_Directions for this task_
Take the material and output all of it exactly.

Stored data entries
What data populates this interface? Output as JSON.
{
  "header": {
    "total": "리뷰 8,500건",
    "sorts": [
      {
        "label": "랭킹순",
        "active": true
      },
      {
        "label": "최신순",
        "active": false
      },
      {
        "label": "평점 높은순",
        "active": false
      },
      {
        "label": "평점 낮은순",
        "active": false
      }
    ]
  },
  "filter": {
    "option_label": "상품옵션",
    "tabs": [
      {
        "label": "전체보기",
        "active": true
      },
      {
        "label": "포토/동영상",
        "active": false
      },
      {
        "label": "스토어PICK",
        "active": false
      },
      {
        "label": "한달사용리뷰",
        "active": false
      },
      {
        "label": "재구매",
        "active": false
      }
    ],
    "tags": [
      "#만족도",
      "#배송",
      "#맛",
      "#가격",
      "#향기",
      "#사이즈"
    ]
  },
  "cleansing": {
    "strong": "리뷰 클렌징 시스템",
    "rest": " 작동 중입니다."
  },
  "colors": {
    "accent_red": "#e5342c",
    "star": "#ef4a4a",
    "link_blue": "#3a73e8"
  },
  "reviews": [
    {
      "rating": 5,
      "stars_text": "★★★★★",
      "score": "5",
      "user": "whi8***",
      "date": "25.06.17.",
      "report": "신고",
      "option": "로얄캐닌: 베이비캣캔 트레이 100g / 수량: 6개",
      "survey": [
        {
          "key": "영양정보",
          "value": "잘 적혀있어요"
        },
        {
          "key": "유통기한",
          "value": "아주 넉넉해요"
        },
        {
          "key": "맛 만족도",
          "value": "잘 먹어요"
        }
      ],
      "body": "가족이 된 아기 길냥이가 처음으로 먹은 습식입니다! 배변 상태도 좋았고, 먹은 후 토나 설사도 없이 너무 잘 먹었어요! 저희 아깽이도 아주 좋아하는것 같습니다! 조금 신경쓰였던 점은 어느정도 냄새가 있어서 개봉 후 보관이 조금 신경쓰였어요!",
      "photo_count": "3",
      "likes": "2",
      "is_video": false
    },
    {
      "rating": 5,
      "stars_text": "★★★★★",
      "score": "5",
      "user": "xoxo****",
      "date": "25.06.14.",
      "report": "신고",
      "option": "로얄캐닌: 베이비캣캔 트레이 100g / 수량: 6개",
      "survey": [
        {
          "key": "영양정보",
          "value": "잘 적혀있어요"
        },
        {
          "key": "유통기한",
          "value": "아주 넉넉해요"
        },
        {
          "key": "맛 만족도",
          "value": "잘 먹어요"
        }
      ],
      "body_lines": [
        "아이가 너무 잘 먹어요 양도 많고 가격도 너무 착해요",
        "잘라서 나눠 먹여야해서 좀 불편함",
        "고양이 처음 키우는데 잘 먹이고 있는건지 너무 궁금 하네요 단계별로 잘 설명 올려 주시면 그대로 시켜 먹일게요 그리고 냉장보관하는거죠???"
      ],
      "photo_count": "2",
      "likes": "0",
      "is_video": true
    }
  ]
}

_Exercise response_
What data populates this interface? Output as JSON.
{
  "header": {
    "total": "리뷰 8,500건",
    "sorts": [
      {
        "label": "랭킹순",
        "active": true
      },
      {
        "label": "최신순",
        "active": false
      },
      {
        "label": "평점 높은순",
        "active": false
      },
      {
        "label": "평점 낮은순",
        "active": false
      }
    ]
  },
  "filter": {
    "option_label": "상품옵션",
    "tabs": [
      {
        "label": "전체보기",
        "active": true
      },
      {
        "label": "포토/동영상",
        "active": false
      },
      {
        "label": "스토어PICK",
        "active": false
      },
      {
        "label": "한달사용리뷰",
        "active": false
      },
      {
        "label": "재구매",
        "active": false
      }
    ],
    "tags": [
      "#만족도",
      "#배송",
      "#맛",
      "#가격",
      "#향기",
      "#사이즈"
    ]
  },
  "cleansing": {
    "strong": "리뷰 클렌징 시스템",
    "rest": " 작동 중입니다."
  },
  "colors": {
    "accent_red": "#e5342c",
    "star": "#ef4a4a",
    "link_blue": "#3a73e8"
  },
  "reviews": [
    {
      "rating": 5,
      "stars_text": "★★★★★",
      "score": "5",
      "user": "whi8***",
      "date": "25.06.17.",
      "report": "신고",
      "option": "로얄캐닌: 베이비캣캔 트레이 100g / 수량: 6개",
      "survey": [
        {
          "key": "영양정보",
          "value": "잘 적혀있어요"
        },
        {
          "key": "유통기한",
          "value": "아주 넉넉해요"
        },
        {
          "key": "맛 만족도",
          "value": "잘 먹어요"
        }
      ],
      "body": "가족이 된 아기 길냥이가 처음으로 먹은 습식입니다! 배변 상태도 좋았고, 먹은 후 토나 설사도 없이 너무 잘 먹었어요! 저희 아깽이도 아주 좋아하는것 같습니다! 조금 신경쓰였던 점은 어느정도 냄새가 있어서 개봉 후 보관이 조금 신경쓰였어요!",
      "photo_count": "3",
      "likes": "2",
      "is_video": false
    },
    {
      "rating": 5,
      "stars_text": "★★★★★",
      "score": "5",
      "user": "xoxo****",
      "date": "25.06.14.",
      "report": "신고",
      "option": "로얄캐닌: 베이비캣캔 트레이 100g / 수량: 6개",
      "survey": [
        {
          "key": "영양정보",
          "value": "잘 적혀있어요"
        },
        {
          "key": "유통기한",
          "value": "아주 넉넉해요"
        },
        {
          "key": "맛 만족도",
          "value": "잘 먹어요"
        }
      ],
      "body_lines": [
        "아이가 너무 잘 먹어요 양도 많고 가격도 너무 착해요",
        "잘라서 나눠 먹여야해서 좀 불편함",
        "고양이 처음 키우는데 잘 먹이고 있는건지 너무 궁금 하네요 단계별로 잘 설명 올려 주시면 그대로 시켜 먹일게요 그리고 냉장보관하는거죠???"
      ],
      "photo_count": "2",
      "likes": "0",
      "is_video": true
    }
  ]
}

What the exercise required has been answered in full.